> _EXCERPT TO READ_
Re: EA width, Latin punctuation and fonts, Compatibility ...

From: peter_constable@sil.org
Date: Fri Dec 10 1999 - 14:39:26 EST


       Subject:
       Re: EA width, Latin punctuation and fonts, Compatibility
       Characters [CLIP AND SAVE]
       ---------------------------------
       
       
       Ken, Asmus, et al:

       KW>The term "compatibility character" seems, unfortunately to
       lead people into terminal confusion...

       Thanks for the explanation, Ken. It appears, then, that the
       punctuation characters I asked about that are in the range FF01
       - FF5E are "compatibility characters" in both senses of the
       word. The ideographic space is a compatibility character at
       least in sense 2 (has a compatibility decomposition); I'm not
       sure about sense 1.

       Equipped with this more complete understanding, though, I'm not
       sure that I'm closer to figuring out what the answer to my
       questions are.

       AF>Since Unicode 3.0 is now final, and the main text a few
       short weeks
       from being sent to the printers, the text in TR#11 (part of
       3.0)
       now supercedes anything written about this stuff in version 2.0

       I've read TR11, and tried to figure out what it tells me that's
       relevant to my question.

       <quote>
       East Asian Width... is a categorization of character. It can
       take on two abstract values, narrow and wide. In legacy
       implementations, there is often... a difference in displayed
       width. However, the actual display width of a glyph is given by
       the font and may be further adjusted by layout. An important
       class of fixed width legacy fonts contains glyphs of just two
       widths with the wider glyphs twice as wide as the narrower
       glyphs...

       East Asian FullWidth (F) - characters that are defined as FULL
       WIDTH and therefore are compatibility equivalents of implicitly
       narrow but unmarked characters elsewhere in the Unicode
       Standard...

       East Asian Wide (W) - characters that are implicitly wide (such
       as the Unified Han Ideographs or Squared Katakana Symbols)
       because they occur only in the context of East Asian typography
       where they are wide characters.

> _GIVEN INSTRUCTION_
In the post on East Asian width, what is the passage from "AF>Since Unicode 3.0" up to and including "to my question."? Repeat it word for word. The lines that come after the post on East Asian width are separate material.

> _MATERIAL PROVIDED_
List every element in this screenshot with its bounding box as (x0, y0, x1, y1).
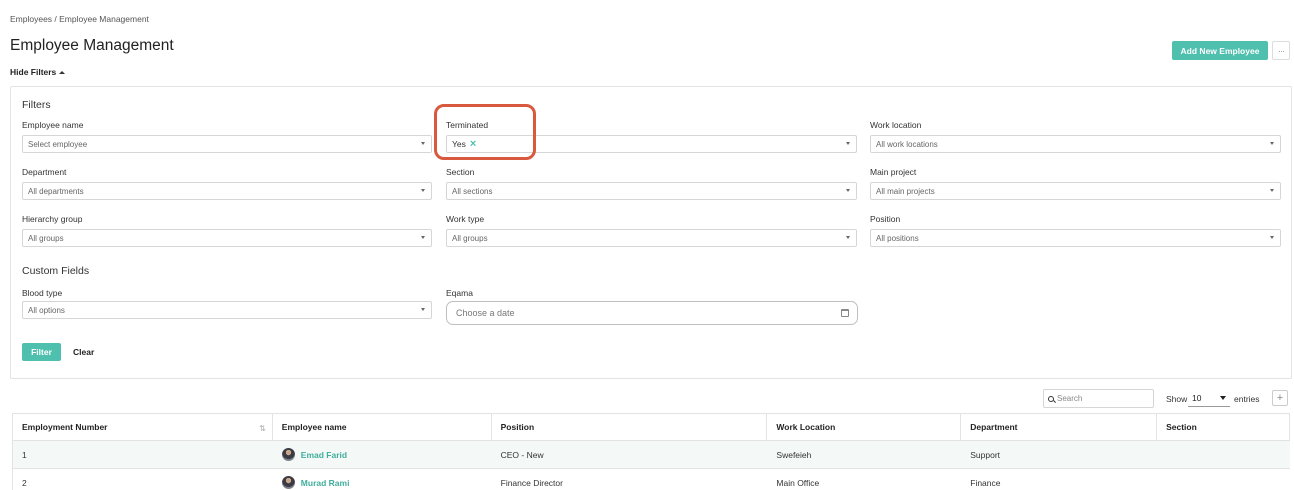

> _RESPONSE TO THIS EXERCISE_
AF>Since Unicode 3.0 is now final, and the main text a few
       short weeks
       from being sent to the printers, the text in TR#11 (part of
       3.0)
       now supercedes anything written about this stuff in version 2.0

       I've read TR11, and tried to figure out what it tells me that's
       relevant to my question.